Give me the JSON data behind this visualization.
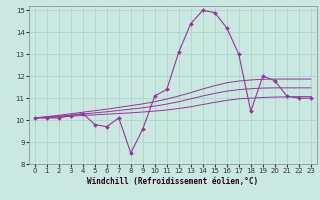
{
  "xlabel": "Windchill (Refroidissement éolien,°C)",
  "xlim": [
    -0.5,
    23.5
  ],
  "ylim": [
    8,
    15.2
  ],
  "yticks": [
    8,
    9,
    10,
    11,
    12,
    13,
    14,
    15
  ],
  "xticks": [
    0,
    1,
    2,
    3,
    4,
    5,
    6,
    7,
    8,
    9,
    10,
    11,
    12,
    13,
    14,
    15,
    16,
    17,
    18,
    19,
    20,
    21,
    22,
    23
  ],
  "bg_color": "#c8e8e0",
  "grid_color": "#b0d4cc",
  "line_color": "#993399",
  "zigzag": [
    10.1,
    10.1,
    10.1,
    10.2,
    10.3,
    9.8,
    9.7,
    10.1,
    8.5,
    9.6,
    11.1,
    11.4,
    13.1,
    14.4,
    15.0,
    14.9,
    14.2,
    13.0,
    10.4,
    12.0,
    11.8,
    11.1,
    11.0,
    11.0
  ],
  "trend1": [
    10.1,
    10.12,
    10.15,
    10.18,
    10.21,
    10.24,
    10.27,
    10.3,
    10.33,
    10.37,
    10.41,
    10.46,
    10.53,
    10.61,
    10.71,
    10.81,
    10.9,
    10.97,
    11.0,
    11.03,
    11.05,
    11.06,
    11.07,
    11.07
  ],
  "trend2": [
    10.1,
    10.14,
    10.18,
    10.23,
    10.28,
    10.33,
    10.38,
    10.44,
    10.5,
    10.56,
    10.64,
    10.73,
    10.84,
    10.97,
    11.1,
    11.22,
    11.32,
    11.39,
    11.43,
    11.46,
    11.47,
    11.47,
    11.47,
    11.47
  ],
  "trend3": [
    10.1,
    10.16,
    10.22,
    10.29,
    10.36,
    10.43,
    10.5,
    10.58,
    10.66,
    10.74,
    10.84,
    10.96,
    11.1,
    11.25,
    11.42,
    11.57,
    11.7,
    11.78,
    11.83,
    11.86,
    11.87,
    11.87,
    11.87,
    11.87
  ]
}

****************************************

■ SET PROBLEM
Print each record exactly as it stands, leaving the images out.

■ COMPLETED EXERCISE
Give me the JSON data behind this visualization.
{
  "xlabel": "Windchill (Refroidissement éolien,°C)",
  "xlim": [
    -0.5,
    23.5
  ],
  "ylim": [
    8,
    15.2
  ],
  "yticks": [
    8,
    9,
    10,
    11,
    12,
    13,
    14,
    15
  ],
  "xticks": [
    0,
    1,
    2,
    3,
    4,
    5,
    6,
    7,
    8,
    9,
    10,
    11,
    12,
    13,
    14,
    15,
    16,
    17,
    18,
    19,
    20,
    21,
    22,
    23
  ],
  "bg_color": "#c8e8e0",
  "grid_color": "#b0d4cc",
  "line_color": "#993399",
  "zigzag": [
    10.1,
    10.1,
    10.1,
    10.2,
    10.3,
    9.8,
    9.7,
    10.1,
    8.5,
    9.6,
    11.1,
    11.4,
    13.1,
    14.4,
    15.0,
    14.9,
    14.2,
    13.0,
    10.4,
    12.0,
    11.8,
    11.1,
    11.0,
    11.0
  ],
  "trend1": [
    10.1,
    10.12,
    10.15,
    10.18,
    10.21,
    10.24,
    10.27,
    10.3,
    10.33,
    10.37,
    10.41,
    10.46,
    10.53,
    10.61,
    10.71,
    10.81,
    10.9,
    10.97,
    11.0,
    11.03,
    11.05,
    11.06,
    11.07,
    11.07
  ],
  "trend2": [
    10.1,
    10.14,
    10.18,
    10.23,
    10.28,
    10.33,
    10.38,
    10.44,
    10.5,
    10.56,
    10.64,
    10.73,
    10.84,
    10.97,
    11.1,
    11.22,
    11.32,
    11.39,
    11.43,
    11.46,
    11.47,
    11.47,
    11.47,
    11.47
  ],
  "trend3": [
    10.1,
    10.16,
    10.22,
    10.29,
    10.36,
    10.43,
    10.5,
    10.58,
    10.66,
    10.74,
    10.84,
    10.96,
    11.1,
    11.25,
    11.42,
    11.57,
    11.7,
    11.78,
    11.83,
    11.86,
    11.87,
    11.87,
    11.87,
    11.87
  ]
}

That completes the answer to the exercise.